*Written request*. Where a line of the material contains the string "number", copy that line.

>> Begin Data shown

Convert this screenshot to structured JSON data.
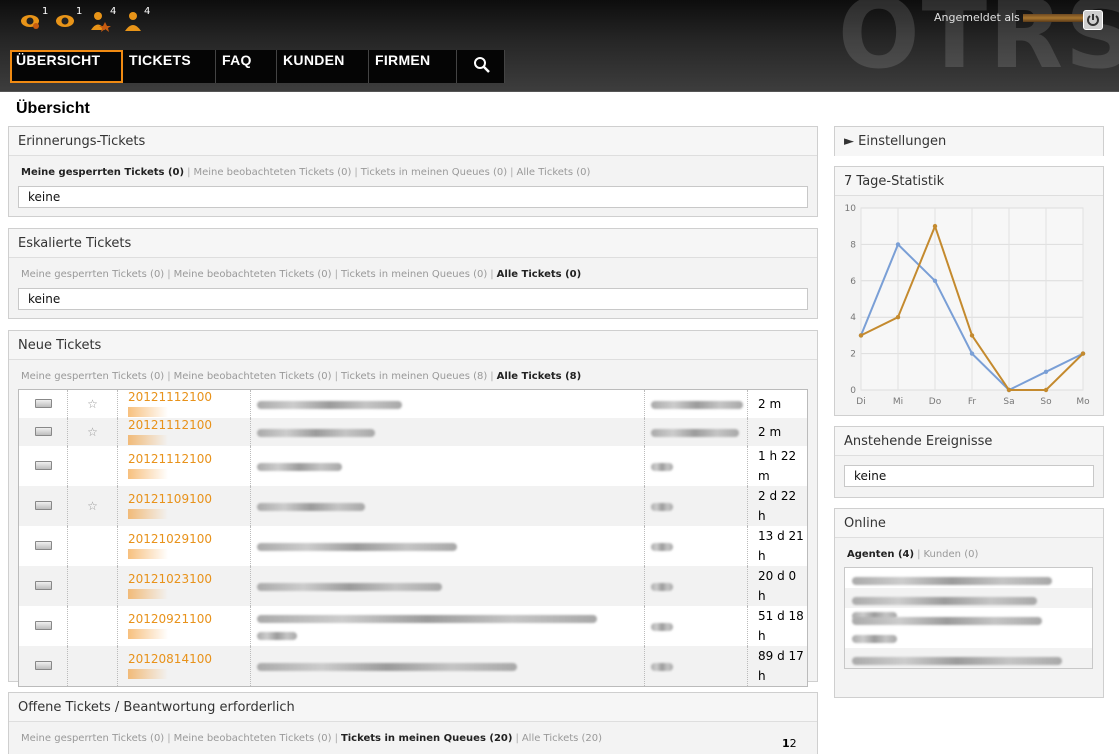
{
  "header": {
    "brand": "OTRS",
    "login_label": "Angemeldet als",
    "toolbar_counts": [
      "1",
      "1",
      "4",
      "4"
    ],
    "nav": [
      {
        "label": "ÜBERSICHT",
        "active": true
      },
      {
        "label": "TICKETS",
        "active": false
      },
      {
        "label": "FAQ",
        "active": false
      },
      {
        "label": "KUNDEN",
        "active": false
      },
      {
        "label": "FIRMEN",
        "active": false
      }
    ],
    "accent_color": "#f08a12"
  },
  "page_title": "Übersicht",
  "reminder": {
    "title": "Erinnerungs-Tickets",
    "filters": [
      "Meine gesperrten Tickets (0)",
      "Meine beobachteten Tickets (0)",
      "Tickets in meinen Queues (0)",
      "Alle Tickets (0)"
    ],
    "active_filter": 0,
    "empty": "keine"
  },
  "escalated": {
    "title": "Eskalierte Tickets",
    "filters": [
      "Meine gesperrten Tickets (0)",
      "Meine beobachteten Tickets (0)",
      "Tickets in meinen Queues (0)",
      "Alle Tickets (0)"
    ],
    "active_filter": 3,
    "empty": "keine"
  },
  "new_tickets": {
    "title": "Neue Tickets",
    "filters": [
      "Meine gesperrten Tickets (0)",
      "Meine beobachteten Tickets (0)",
      "Tickets in meinen Queues (8)",
      "Alle Tickets (8)"
    ],
    "active_filter": 3,
    "rows": [
      {
        "number": "20121112100",
        "age": "2 m",
        "star": true
      },
      {
        "number": "20121112100",
        "age": "2 m",
        "star": true
      },
      {
        "number": "20121112100",
        "age": "1 h 22 m",
        "star": false
      },
      {
        "number": "20121109100",
        "age": "2 d 22 h",
        "star": true
      },
      {
        "number": "20121029100",
        "age": "13 d 21 h",
        "star": false
      },
      {
        "number": "20121023100",
        "age": "20 d 0 h",
        "star": false
      },
      {
        "number": "20120921100",
        "age": "51 d 18 h",
        "star": false
      },
      {
        "number": "20120814100",
        "age": "89 d 17 h",
        "star": false
      }
    ]
  },
  "open_tickets": {
    "title": "Offene Tickets / Beantwortung erforderlich",
    "filters": [
      "Meine gesperrten Tickets (0)",
      "Meine beobachteten Tickets (0)",
      "Tickets in meinen Queues (20)",
      "Alle Tickets (20)"
    ],
    "active_filter": 2,
    "pages": [
      "1",
      "2"
    ]
  },
  "settings": {
    "title": "► Einstellungen"
  },
  "stats": {
    "title": "7 Tage-Statistik"
  },
  "chart_data": {
    "type": "line",
    "title": "7 Tage-Statistik",
    "categories": [
      "Di",
      "Mi",
      "Do",
      "Fr",
      "Sa",
      "So",
      "Mo"
    ],
    "ylim": [
      0,
      10
    ],
    "yticks": [
      0,
      2,
      4,
      6,
      8,
      10
    ],
    "grid": true,
    "series": [
      {
        "values": [
          3,
          8,
          6,
          2,
          0,
          1,
          2
        ],
        "color": "#7a9fd6"
      },
      {
        "values": [
          3,
          4,
          9,
          3,
          0,
          0,
          2
        ],
        "color": "#c48a2e"
      }
    ]
  },
  "events": {
    "title": "Anstehende Ereignisse",
    "empty": "keine"
  },
  "online": {
    "title": "Online",
    "tabs": [
      "Agenten (4)",
      "Kunden (0)"
    ],
    "active_tab": 0,
    "rows": 4
  }
}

>> End Data shown

*Response*.
        "number": "20121112100",
        "number": "20121112100",
        "number": "20121112100",
        "number": "20121109100",
        "number": "20121029100",
        "number": "20121023100",
        "number": "20120921100",
        "number": "20120814100",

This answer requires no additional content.